INSTRUCTIONS TO FOLLOW
Locate and copy each line in the data that contains the word "Ethane".

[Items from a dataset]
┌──

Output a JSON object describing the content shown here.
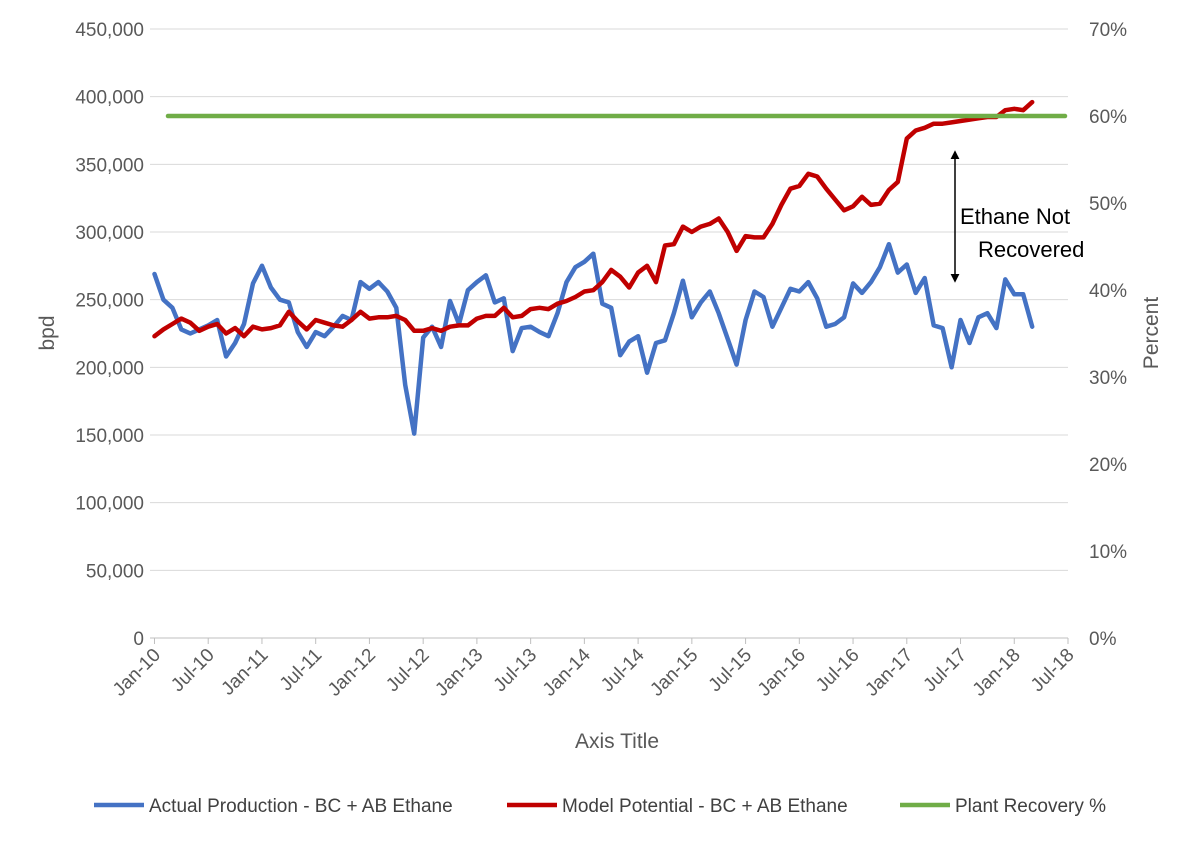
{
  "chart_data": {
    "type": "line",
    "xlabel": "Axis Title",
    "ylabel": "bpd",
    "y2label": "Percent",
    "ylim": [
      0,
      450000
    ],
    "y2lim": [
      0,
      0.7
    ],
    "grid": true,
    "legend_position": "bottom",
    "y_ticks": [
      "0",
      "50,000",
      "100,000",
      "150,000",
      "200,000",
      "250,000",
      "300,000",
      "350,000",
      "400,000",
      "450,000"
    ],
    "y2_ticks": [
      "0%",
      "10%",
      "20%",
      "30%",
      "40%",
      "50%",
      "60%",
      "70%"
    ],
    "x_ticks": [
      "Jan-10",
      "Jul-10",
      "Jan-11",
      "Jul-11",
      "Jan-12",
      "Jul-12",
      "Jan-13",
      "Jul-13",
      "Jan-14",
      "Jul-14",
      "Jan-15",
      "Jul-15",
      "Jan-16",
      "Jul-16",
      "Jan-17",
      "Jul-17",
      "Jan-18",
      "Jul-18"
    ],
    "x_start": "Jan-10",
    "series": [
      {
        "name": "Actual Production - BC + AB Ethane",
        "color": "#4472c4",
        "axis": "left",
        "values": [
          269000,
          250000,
          244000,
          228000,
          225000,
          228000,
          231000,
          235000,
          208000,
          218000,
          232000,
          262000,
          275000,
          259000,
          250000,
          248000,
          226000,
          215000,
          226000,
          223000,
          230000,
          238000,
          235000,
          263000,
          258000,
          263000,
          256000,
          244000,
          187000,
          151000,
          222000,
          230000,
          215000,
          249000,
          232000,
          257000,
          263000,
          268000,
          248000,
          251000,
          212000,
          229000,
          230000,
          226000,
          223000,
          240000,
          263000,
          274000,
          278000,
          284000,
          247000,
          244000,
          209000,
          219000,
          223000,
          196000,
          218000,
          220000,
          240000,
          264000,
          237000,
          248000,
          256000,
          240000,
          221000,
          202000,
          235000,
          256000,
          252000,
          230000,
          244000,
          258000,
          256000,
          263000,
          251000,
          230000,
          232000,
          237000,
          262000,
          255000,
          263000,
          274000,
          291000,
          270000,
          276000,
          255000,
          266000,
          231000,
          229000,
          200000,
          235000,
          218000,
          237000,
          240000,
          229000,
          265000,
          254000,
          254000,
          230000
        ]
      },
      {
        "name": "Model Potential - BC + AB Ethane",
        "color": "#c00000",
        "axis": "left",
        "values": [
          223000,
          228000,
          232000,
          236000,
          233000,
          227000,
          230000,
          232000,
          225000,
          229000,
          223000,
          230000,
          228000,
          229000,
          231000,
          241000,
          234000,
          228000,
          235000,
          233000,
          231000,
          230000,
          235000,
          241000,
          236000,
          237000,
          237000,
          238000,
          235000,
          227000,
          227000,
          229000,
          227000,
          230000,
          231000,
          231000,
          236000,
          238000,
          238000,
          244000,
          237000,
          238000,
          243000,
          244000,
          243000,
          247000,
          249000,
          252000,
          256000,
          257000,
          263000,
          272000,
          267000,
          259000,
          270000,
          275000,
          263000,
          290000,
          291000,
          304000,
          300000,
          304000,
          306000,
          310000,
          300000,
          286000,
          297000,
          296000,
          296000,
          306000,
          320000,
          332000,
          334000,
          343000,
          341000,
          332000,
          324000,
          316000,
          319000,
          326000,
          320000,
          321000,
          331000,
          337000,
          369000,
          375000,
          377000,
          380000,
          380000,
          381000,
          382000,
          383000,
          384000,
          385000,
          385000,
          390000,
          391000,
          390000,
          396000
        ]
      },
      {
        "name": "Plant Recovery %",
        "color": "#70ad47",
        "axis": "right",
        "values": [
          0.6,
          0.6
        ]
      }
    ],
    "annotation": {
      "lines": [
        "Ethane Not",
        "Recovered"
      ]
    }
  }
}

└──

ANSWER TO THE PROBLEM
        "name": "Actual Production - BC + AB Ethane",
        "name": "Model Potential - BC + AB Ethane",
        "Ethane Not",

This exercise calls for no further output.